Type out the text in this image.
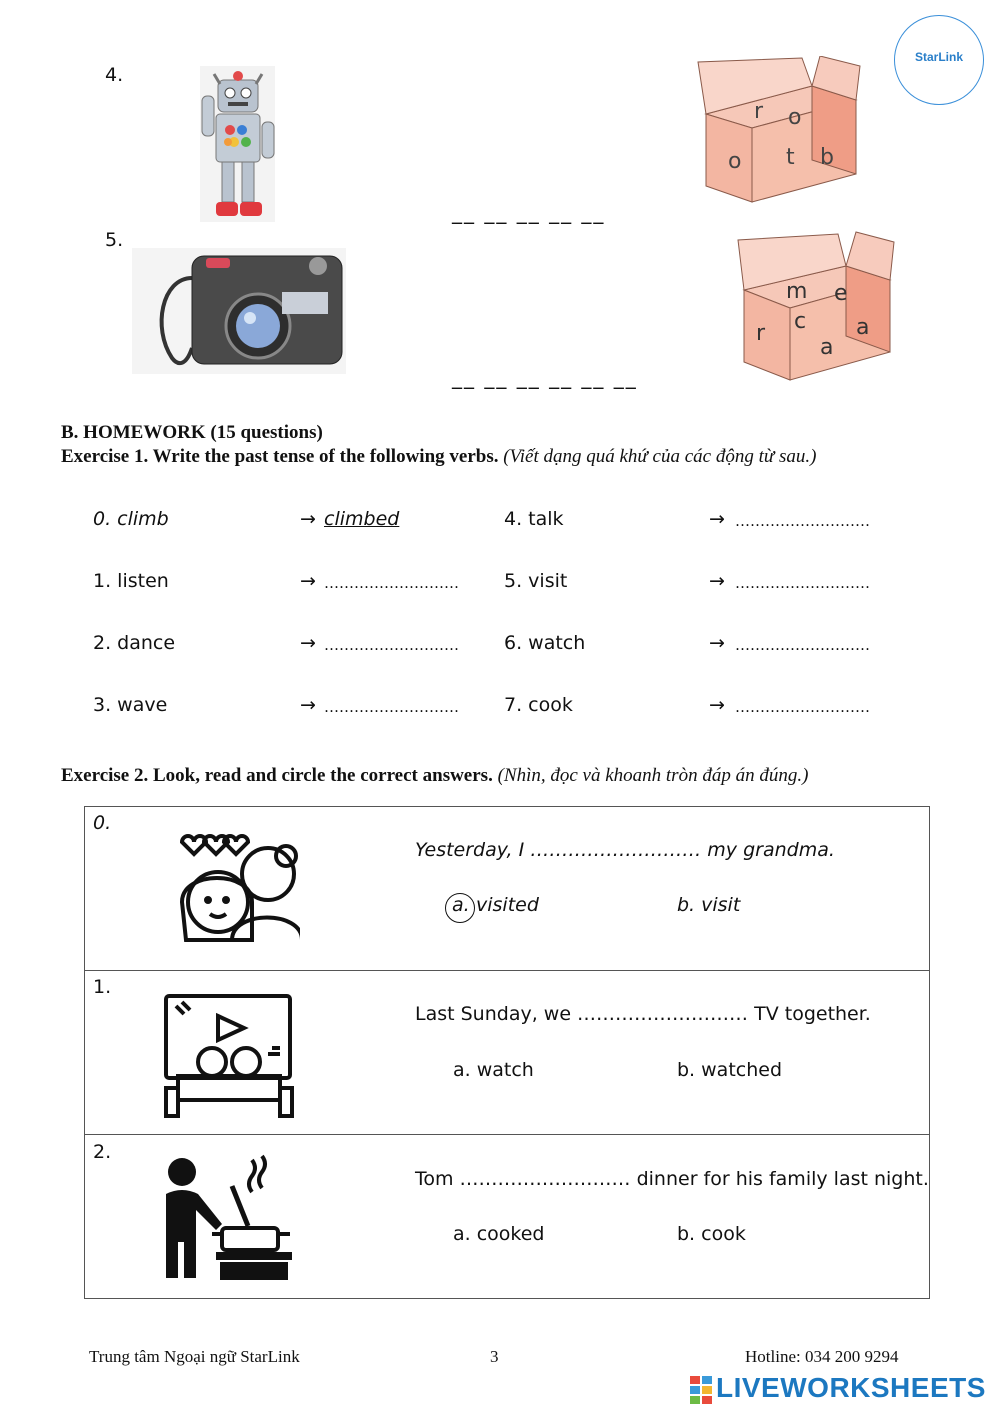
StarLink
4.
r o
o t b
__ __ __ __ __
5.
m e
c
r	a
a
__ __ __ __ __ __
B. HOMEWORK (15 questions)
Exercise 1. Write the past tense of the following verbs. (Viết dạng quá khứ của các động từ sau.)
0. climb	→ climbed
1. listen	→ ………………………
2. dance	→ ………………………
3. wave	→ ………………………
4. talk	→ ………………………
5. visit	→ ………………………
6. watch	→ ………………………
7. cook	→ ………………………
Exercise 2. Look, read and circle the correct answers. (Nhìn, đọc và khoanh tròn đáp án đúng.)

0.
Yesterday, I ……………………… my grandma.
a. visited	b. visit
1.
Last Sunday, we ……………………… TV together.
a. watch	b. watched
2.
Tom ……………………… dinner for his family last night.
a. cooked	b. cook
Trung tâm Ngoại ngữ StarLink	3	Hotline: 034 200 9294
LIVEWORKSHEETS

▶ _Short task_:
Copy every record above exactly, leaving out any pictures.

▶ _Final result_:
Type out the text in this image.
StarLink
4.
r o
o t b
__ __ __ __ __
5.
m e
c
r	a
a
__ __ __ __ __ __
B. HOMEWORK (15 questions)
Exercise 1. Write the past tense of the following verbs. (Viết dạng quá khứ của các động từ sau.)
0. climb	→ climbed
1. listen	→ ………………………
2. dance	→ ………………………
3. wave	→ ………………………
4. talk	→ ………………………
5. visit	→ ………………………
6. watch	→ ………………………
7. cook	→ ………………………
Exercise 2. Look, read and circle the correct answers. (Nhìn, đọc và khoanh tròn đáp án đúng.)

0.
Yesterday, I ……………………… my grandma.
a. visited	b. visit
1.
Last Sunday, we ……………………… TV together.
a. watch	b. watched
2.
Tom ……………………… dinner for his family last night.
a. cooked	b. cook
Trung tâm Ngoại ngữ StarLink	3	Hotline: 034 200 9294
LIVEWORKSHEETS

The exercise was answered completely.